Figure dataset records
◆ ◆ ◆ ◆ ◆ ◆ ◆
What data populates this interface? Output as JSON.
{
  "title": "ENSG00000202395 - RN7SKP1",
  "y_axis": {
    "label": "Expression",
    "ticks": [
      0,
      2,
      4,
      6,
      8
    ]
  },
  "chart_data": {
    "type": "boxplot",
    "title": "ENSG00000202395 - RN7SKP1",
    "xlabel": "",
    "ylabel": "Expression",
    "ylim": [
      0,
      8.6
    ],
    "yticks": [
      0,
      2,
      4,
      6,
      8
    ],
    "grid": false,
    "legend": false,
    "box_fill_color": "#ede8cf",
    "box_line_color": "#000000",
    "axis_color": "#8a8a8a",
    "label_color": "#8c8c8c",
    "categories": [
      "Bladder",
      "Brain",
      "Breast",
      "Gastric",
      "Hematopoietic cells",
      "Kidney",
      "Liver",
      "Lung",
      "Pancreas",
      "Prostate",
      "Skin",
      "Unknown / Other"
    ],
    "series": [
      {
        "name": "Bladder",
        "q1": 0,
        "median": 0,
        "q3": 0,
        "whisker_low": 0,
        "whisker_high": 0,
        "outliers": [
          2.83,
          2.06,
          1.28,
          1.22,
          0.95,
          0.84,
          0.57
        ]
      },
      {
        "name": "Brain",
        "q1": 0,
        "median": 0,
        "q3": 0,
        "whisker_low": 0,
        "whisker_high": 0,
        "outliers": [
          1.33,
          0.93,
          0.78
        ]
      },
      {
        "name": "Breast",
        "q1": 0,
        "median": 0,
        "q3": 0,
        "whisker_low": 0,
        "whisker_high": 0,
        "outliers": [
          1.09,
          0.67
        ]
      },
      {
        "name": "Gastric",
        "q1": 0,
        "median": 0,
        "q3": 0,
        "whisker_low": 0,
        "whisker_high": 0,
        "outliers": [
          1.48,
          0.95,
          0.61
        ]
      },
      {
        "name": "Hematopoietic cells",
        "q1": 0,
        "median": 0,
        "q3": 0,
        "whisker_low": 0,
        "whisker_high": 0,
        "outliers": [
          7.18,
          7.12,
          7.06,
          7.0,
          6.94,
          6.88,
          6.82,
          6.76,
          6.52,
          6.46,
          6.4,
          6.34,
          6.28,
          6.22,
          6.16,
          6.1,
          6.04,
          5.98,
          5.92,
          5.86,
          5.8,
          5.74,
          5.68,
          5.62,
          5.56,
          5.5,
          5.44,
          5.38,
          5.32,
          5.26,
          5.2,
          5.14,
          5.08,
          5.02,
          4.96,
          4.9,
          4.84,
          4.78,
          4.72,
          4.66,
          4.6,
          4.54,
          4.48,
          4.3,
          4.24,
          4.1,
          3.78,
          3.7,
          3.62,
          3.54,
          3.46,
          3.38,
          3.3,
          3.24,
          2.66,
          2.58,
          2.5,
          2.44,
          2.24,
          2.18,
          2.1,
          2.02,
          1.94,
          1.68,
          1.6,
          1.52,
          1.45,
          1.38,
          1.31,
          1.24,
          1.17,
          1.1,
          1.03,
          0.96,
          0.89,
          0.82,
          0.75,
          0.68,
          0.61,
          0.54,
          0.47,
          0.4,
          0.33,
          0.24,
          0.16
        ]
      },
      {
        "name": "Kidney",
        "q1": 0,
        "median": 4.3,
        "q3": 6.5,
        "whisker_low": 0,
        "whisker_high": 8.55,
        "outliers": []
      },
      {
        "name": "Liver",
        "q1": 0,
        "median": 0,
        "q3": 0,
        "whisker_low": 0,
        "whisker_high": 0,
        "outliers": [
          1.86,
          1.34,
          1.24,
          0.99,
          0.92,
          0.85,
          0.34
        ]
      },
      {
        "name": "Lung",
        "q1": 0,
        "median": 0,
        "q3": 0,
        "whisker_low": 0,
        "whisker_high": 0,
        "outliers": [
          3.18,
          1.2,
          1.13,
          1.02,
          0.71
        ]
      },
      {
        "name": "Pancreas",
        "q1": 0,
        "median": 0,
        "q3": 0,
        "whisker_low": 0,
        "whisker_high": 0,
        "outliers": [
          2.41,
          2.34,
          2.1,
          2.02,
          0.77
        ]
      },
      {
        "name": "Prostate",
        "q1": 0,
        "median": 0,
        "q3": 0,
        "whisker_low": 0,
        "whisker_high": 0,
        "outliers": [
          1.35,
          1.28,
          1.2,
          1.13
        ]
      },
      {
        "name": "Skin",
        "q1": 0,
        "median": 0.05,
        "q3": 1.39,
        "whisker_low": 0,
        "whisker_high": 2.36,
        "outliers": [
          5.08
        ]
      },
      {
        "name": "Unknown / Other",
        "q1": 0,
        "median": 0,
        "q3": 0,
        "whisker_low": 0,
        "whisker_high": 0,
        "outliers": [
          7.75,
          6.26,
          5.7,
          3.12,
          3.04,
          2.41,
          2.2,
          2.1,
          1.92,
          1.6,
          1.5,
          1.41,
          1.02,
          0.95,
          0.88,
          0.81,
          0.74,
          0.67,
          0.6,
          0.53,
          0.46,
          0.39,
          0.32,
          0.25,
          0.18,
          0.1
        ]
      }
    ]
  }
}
◆ ◆ ◆ ◆ ◆ ◆ ◆
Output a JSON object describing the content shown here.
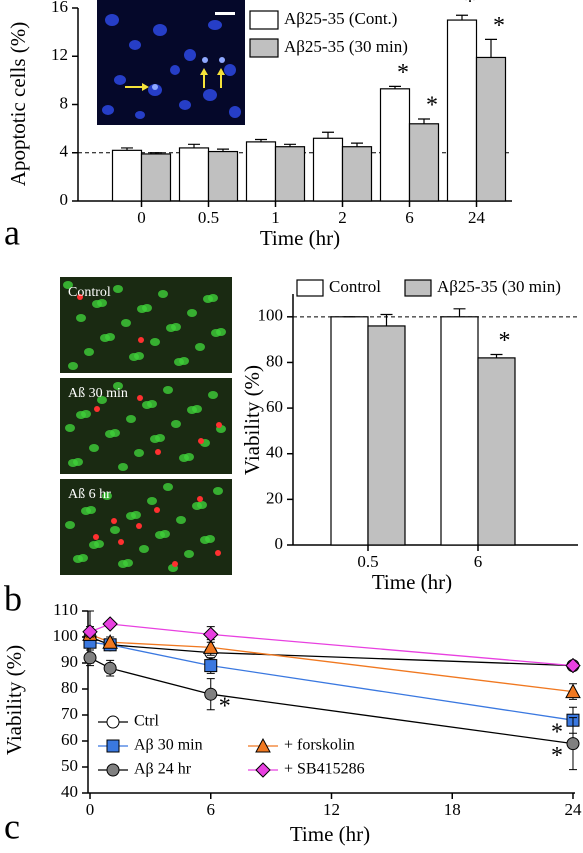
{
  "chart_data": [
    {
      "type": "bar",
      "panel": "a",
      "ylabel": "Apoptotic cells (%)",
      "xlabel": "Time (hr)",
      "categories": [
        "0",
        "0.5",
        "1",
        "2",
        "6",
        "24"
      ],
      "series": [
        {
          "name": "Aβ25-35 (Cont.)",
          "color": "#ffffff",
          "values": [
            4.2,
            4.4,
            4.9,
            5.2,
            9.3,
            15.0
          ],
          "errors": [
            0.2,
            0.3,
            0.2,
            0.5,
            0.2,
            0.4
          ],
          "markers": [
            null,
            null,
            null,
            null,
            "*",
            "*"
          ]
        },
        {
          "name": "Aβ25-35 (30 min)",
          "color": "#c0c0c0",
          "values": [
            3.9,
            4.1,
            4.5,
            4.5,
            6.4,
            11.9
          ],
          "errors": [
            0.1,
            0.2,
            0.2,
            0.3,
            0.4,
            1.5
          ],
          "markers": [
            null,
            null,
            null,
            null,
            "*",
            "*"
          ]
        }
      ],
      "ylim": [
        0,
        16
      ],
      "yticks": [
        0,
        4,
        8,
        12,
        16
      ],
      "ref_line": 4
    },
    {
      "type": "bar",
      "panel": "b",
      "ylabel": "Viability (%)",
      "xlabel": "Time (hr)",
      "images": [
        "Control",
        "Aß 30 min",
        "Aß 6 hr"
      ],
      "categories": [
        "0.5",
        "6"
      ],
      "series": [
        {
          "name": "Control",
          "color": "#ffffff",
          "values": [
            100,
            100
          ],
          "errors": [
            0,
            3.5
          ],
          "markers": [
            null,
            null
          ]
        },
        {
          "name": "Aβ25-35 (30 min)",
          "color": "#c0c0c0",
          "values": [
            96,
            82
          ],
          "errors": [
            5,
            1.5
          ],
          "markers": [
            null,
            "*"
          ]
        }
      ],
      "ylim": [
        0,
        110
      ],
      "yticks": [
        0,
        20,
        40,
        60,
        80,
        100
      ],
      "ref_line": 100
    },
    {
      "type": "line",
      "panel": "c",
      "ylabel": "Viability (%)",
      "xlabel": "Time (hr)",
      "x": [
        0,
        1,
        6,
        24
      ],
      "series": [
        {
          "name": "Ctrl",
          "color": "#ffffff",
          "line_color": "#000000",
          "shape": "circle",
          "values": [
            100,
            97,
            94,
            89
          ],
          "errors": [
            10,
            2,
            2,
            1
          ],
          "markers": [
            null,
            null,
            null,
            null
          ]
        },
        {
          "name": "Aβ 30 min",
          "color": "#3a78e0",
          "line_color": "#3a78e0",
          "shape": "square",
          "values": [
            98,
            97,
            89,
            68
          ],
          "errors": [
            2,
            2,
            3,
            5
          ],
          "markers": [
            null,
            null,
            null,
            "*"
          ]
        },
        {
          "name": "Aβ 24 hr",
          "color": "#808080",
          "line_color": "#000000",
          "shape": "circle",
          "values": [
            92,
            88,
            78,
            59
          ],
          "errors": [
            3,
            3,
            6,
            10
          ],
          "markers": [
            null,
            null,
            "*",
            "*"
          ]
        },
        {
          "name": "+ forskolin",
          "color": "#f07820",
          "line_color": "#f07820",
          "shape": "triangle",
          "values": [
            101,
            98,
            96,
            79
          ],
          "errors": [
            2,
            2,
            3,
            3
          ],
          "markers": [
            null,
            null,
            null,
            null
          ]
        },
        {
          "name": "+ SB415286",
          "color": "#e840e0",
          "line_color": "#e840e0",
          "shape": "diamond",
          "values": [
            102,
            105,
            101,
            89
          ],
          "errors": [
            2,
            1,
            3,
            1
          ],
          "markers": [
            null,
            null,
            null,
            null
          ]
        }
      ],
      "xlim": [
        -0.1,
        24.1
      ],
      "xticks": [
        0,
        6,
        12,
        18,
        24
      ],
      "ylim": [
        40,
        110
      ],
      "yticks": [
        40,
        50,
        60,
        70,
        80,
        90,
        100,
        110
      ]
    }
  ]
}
◆ ◆ ◆ ◆ ◆ ◆ ◆
Return, in full, every line of these entries that holds "type".

    "type": "boxplot",
      "type": "bar",
      "type": "bar",
      "type": "line",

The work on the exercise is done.